__Exercise input__
* START *

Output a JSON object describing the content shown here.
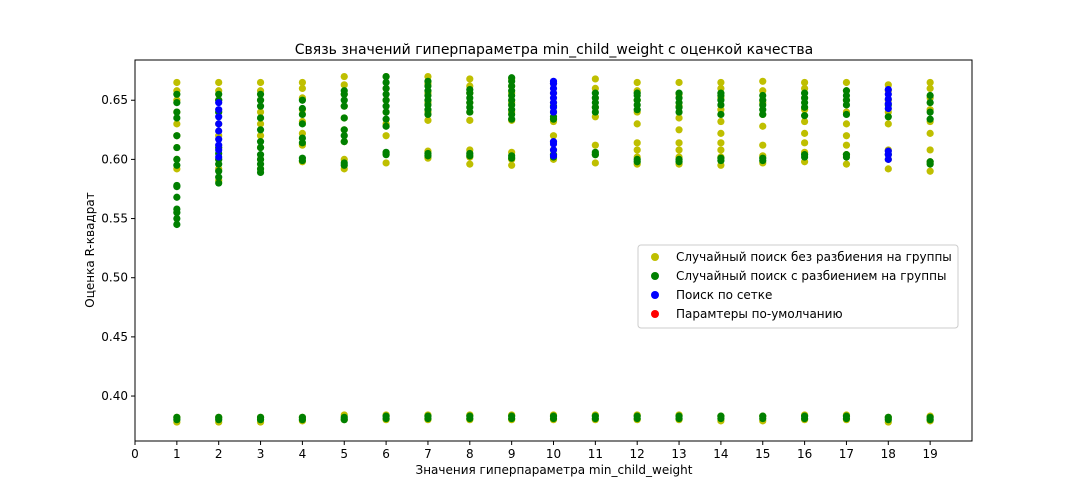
{
  "chart_data": {
    "type": "scatter",
    "title": "Связь значений гиперпараметра min_child_weight с оценкой качества",
    "xlabel": "Значения гиперпараметра min_child_weight",
    "ylabel": "Оценка R-квадрат",
    "xlim": [
      0,
      20
    ],
    "ylim": [
      0.362,
      0.684
    ],
    "xticks": [
      0,
      1,
      2,
      3,
      4,
      5,
      6,
      7,
      8,
      9,
      10,
      11,
      12,
      13,
      14,
      15,
      16,
      17,
      18,
      19
    ],
    "yticks": [
      0.4,
      0.45,
      0.5,
      0.55,
      0.6,
      0.65
    ],
    "ytick_labels": [
      "0.40",
      "0.45",
      "0.50",
      "0.55",
      "0.60",
      "0.65"
    ],
    "grid": false,
    "legend_position": "center-right",
    "series": [
      {
        "name": "Случайный поиск без разбиения на группы",
        "color": "#bfbf00",
        "groups": [
          {
            "x": 1,
            "values": [
              0.378,
              0.382,
              0.592,
              0.6,
              0.61,
              0.62,
              0.63,
              0.64,
              0.65,
              0.658,
              0.665
            ]
          },
          {
            "x": 2,
            "values": [
              0.378,
              0.382,
              0.582,
              0.592,
              0.6,
              0.61,
              0.62,
              0.63,
              0.64,
              0.65,
              0.658,
              0.665
            ]
          },
          {
            "x": 3,
            "values": [
              0.378,
              0.382,
              0.592,
              0.6,
              0.61,
              0.62,
              0.63,
              0.64,
              0.65,
              0.658,
              0.665
            ]
          },
          {
            "x": 4,
            "values": [
              0.379,
              0.382,
              0.598,
              0.612,
              0.622,
              0.632,
              0.642,
              0.652,
              0.66,
              0.665
            ]
          },
          {
            "x": 5,
            "values": [
              0.38,
              0.384,
              0.592,
              0.6,
              0.615,
              0.625,
              0.635,
              0.645,
              0.655,
              0.663,
              0.67
            ]
          },
          {
            "x": 6,
            "values": [
              0.38,
              0.384,
              0.597,
              0.605,
              0.62,
              0.63,
              0.64,
              0.65,
              0.66,
              0.67
            ]
          },
          {
            "x": 7,
            "values": [
              0.38,
              0.384,
              0.601,
              0.607,
              0.633,
              0.64,
              0.648,
              0.656,
              0.664,
              0.67
            ]
          },
          {
            "x": 8,
            "values": [
              0.38,
              0.384,
              0.596,
              0.602,
              0.608,
              0.633,
              0.64,
              0.648,
              0.656,
              0.662,
              0.668
            ]
          },
          {
            "x": 9,
            "values": [
              0.38,
              0.384,
              0.595,
              0.6,
              0.606,
              0.633,
              0.64,
              0.648,
              0.656,
              0.662,
              0.668
            ]
          },
          {
            "x": 10,
            "values": [
              0.38,
              0.384,
              0.6,
              0.608,
              0.614,
              0.62,
              0.632,
              0.64,
              0.648,
              0.656,
              0.664
            ]
          },
          {
            "x": 11,
            "values": [
              0.38,
              0.384,
              0.597,
              0.604,
              0.612,
              0.636,
              0.644,
              0.652,
              0.66,
              0.668
            ]
          },
          {
            "x": 12,
            "values": [
              0.38,
              0.384,
              0.596,
              0.602,
              0.608,
              0.614,
              0.63,
              0.64,
              0.65,
              0.658,
              0.665
            ]
          },
          {
            "x": 13,
            "values": [
              0.38,
              0.384,
              0.596,
              0.602,
              0.608,
              0.614,
              0.625,
              0.635,
              0.645,
              0.655,
              0.665
            ]
          },
          {
            "x": 14,
            "values": [
              0.379,
              0.383,
              0.595,
              0.602,
              0.608,
              0.614,
              0.622,
              0.632,
              0.642,
              0.652,
              0.66,
              0.665
            ]
          },
          {
            "x": 15,
            "values": [
              0.379,
              0.383,
              0.597,
              0.603,
              0.612,
              0.628,
              0.638,
              0.648,
              0.658,
              0.666
            ]
          },
          {
            "x": 16,
            "values": [
              0.38,
              0.384,
              0.598,
              0.606,
              0.614,
              0.622,
              0.632,
              0.642,
              0.652,
              0.66,
              0.665
            ]
          },
          {
            "x": 17,
            "values": [
              0.38,
              0.384,
              0.596,
              0.604,
              0.612,
              0.62,
              0.63,
              0.64,
              0.65,
              0.658,
              0.665
            ]
          },
          {
            "x": 18,
            "values": [
              0.378,
              0.382,
              0.592,
              0.6,
              0.608,
              0.63,
              0.64,
              0.65,
              0.658,
              0.663
            ]
          },
          {
            "x": 19,
            "values": [
              0.379,
              0.383,
              0.59,
              0.598,
              0.608,
              0.622,
              0.632,
              0.642,
              0.652,
              0.66,
              0.665
            ]
          }
        ]
      },
      {
        "name": "Случайный поиск с разбиением на группы",
        "color": "#008000",
        "groups": [
          {
            "x": 1,
            "values": [
              0.38,
              0.382,
              0.545,
              0.55,
              0.555,
              0.558,
              0.568,
              0.577,
              0.578,
              0.595,
              0.6,
              0.61,
              0.62,
              0.635,
              0.64,
              0.648,
              0.655
            ]
          },
          {
            "x": 2,
            "values": [
              0.38,
              0.382,
              0.58,
              0.585,
              0.59,
              0.596,
              0.6,
              0.605,
              0.61,
              0.64,
              0.65,
              0.655
            ]
          },
          {
            "x": 3,
            "values": [
              0.38,
              0.382,
              0.589,
              0.592,
              0.596,
              0.6,
              0.604,
              0.61,
              0.615,
              0.625,
              0.635,
              0.645,
              0.65,
              0.655
            ]
          },
          {
            "x": 4,
            "values": [
              0.38,
              0.382,
              0.599,
              0.601,
              0.614,
              0.618,
              0.63,
              0.638,
              0.643,
              0.65
            ]
          },
          {
            "x": 5,
            "values": [
              0.38,
              0.382,
              0.595,
              0.597,
              0.615,
              0.62,
              0.625,
              0.635,
              0.645,
              0.65,
              0.655,
              0.658
            ]
          },
          {
            "x": 6,
            "values": [
              0.381,
              0.383,
              0.604,
              0.606,
              0.628,
              0.634,
              0.64,
              0.645,
              0.65,
              0.655,
              0.66,
              0.665,
              0.67
            ]
          },
          {
            "x": 7,
            "values": [
              0.381,
              0.383,
              0.603,
              0.605,
              0.638,
              0.642,
              0.646,
              0.65,
              0.654,
              0.658,
              0.662,
              0.666
            ]
          },
          {
            "x": 8,
            "values": [
              0.381,
              0.383,
              0.603,
              0.605,
              0.64,
              0.644,
              0.648,
              0.652,
              0.656,
              0.659
            ]
          },
          {
            "x": 9,
            "values": [
              0.381,
              0.383,
              0.601,
              0.603,
              0.634,
              0.638,
              0.642,
              0.646,
              0.65,
              0.654,
              0.658,
              0.662,
              0.666,
              0.669
            ]
          },
          {
            "x": 10,
            "values": [
              0.381,
              0.383,
              0.602,
              0.604,
              0.634,
              0.636,
              0.64,
              0.645
            ]
          },
          {
            "x": 11,
            "values": [
              0.381,
              0.383,
              0.604,
              0.606,
              0.64,
              0.644,
              0.648,
              0.652,
              0.656
            ]
          },
          {
            "x": 12,
            "values": [
              0.381,
              0.383,
              0.598,
              0.6,
              0.642,
              0.646,
              0.65,
              0.654,
              0.656
            ]
          },
          {
            "x": 13,
            "values": [
              0.381,
              0.383,
              0.598,
              0.6,
              0.64,
              0.644,
              0.648,
              0.652,
              0.656
            ]
          },
          {
            "x": 14,
            "values": [
              0.381,
              0.383,
              0.599,
              0.601,
              0.638,
              0.646,
              0.65,
              0.654,
              0.656
            ]
          },
          {
            "x": 15,
            "values": [
              0.381,
              0.383,
              0.599,
              0.601,
              0.638,
              0.642,
              0.646,
              0.65,
              0.654
            ]
          },
          {
            "x": 16,
            "values": [
              0.381,
              0.383,
              0.602,
              0.604,
              0.637,
              0.644,
              0.648,
              0.652,
              0.656
            ]
          },
          {
            "x": 17,
            "values": [
              0.381,
              0.383,
              0.602,
              0.604,
              0.638,
              0.646,
              0.65,
              0.654,
              0.658
            ]
          },
          {
            "x": 18,
            "values": [
              0.38,
              0.382,
              0.604,
              0.636,
              0.646
            ]
          },
          {
            "x": 19,
            "values": [
              0.38,
              0.382,
              0.596,
              0.598,
              0.634,
              0.64,
              0.648,
              0.654
            ]
          }
        ]
      },
      {
        "name": "Поиск по сетке",
        "color": "#0000ff",
        "groups": [
          {
            "x": 2,
            "values": [
              0.602,
              0.608,
              0.612,
              0.617,
              0.624,
              0.63,
              0.636,
              0.642,
              0.648
            ]
          },
          {
            "x": 10,
            "values": [
              0.603,
              0.608,
              0.613,
              0.615,
              0.64,
              0.644,
              0.648,
              0.652,
              0.656,
              0.66,
              0.664,
              0.666
            ]
          },
          {
            "x": 18,
            "values": [
              0.6,
              0.604,
              0.607,
              0.643,
              0.647,
              0.651,
              0.655,
              0.659
            ]
          }
        ]
      },
      {
        "name": "Парамтеры по-умолчанию",
        "color": "#ff0000",
        "groups": []
      }
    ]
  }
}
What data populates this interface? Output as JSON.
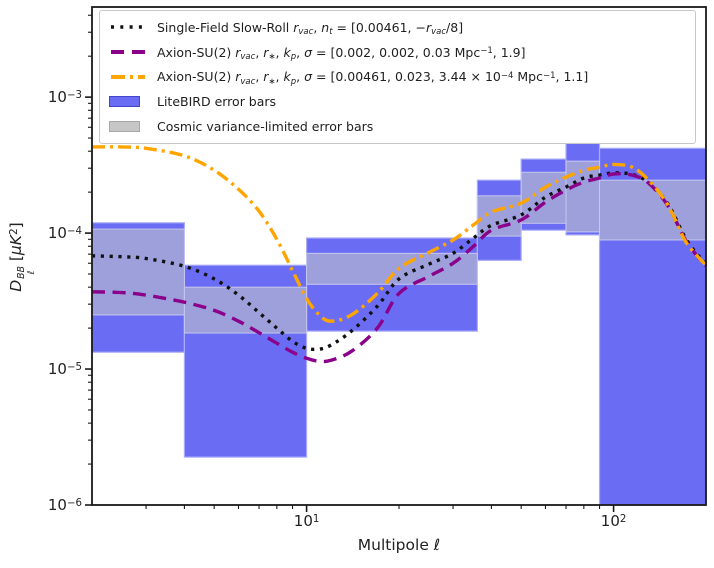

* END *

Return each line of the data that contains the string "Output".

__Solution for this exercise__
Output a JSON object describing the content shown here.
What data populates this interface? Output as JSON.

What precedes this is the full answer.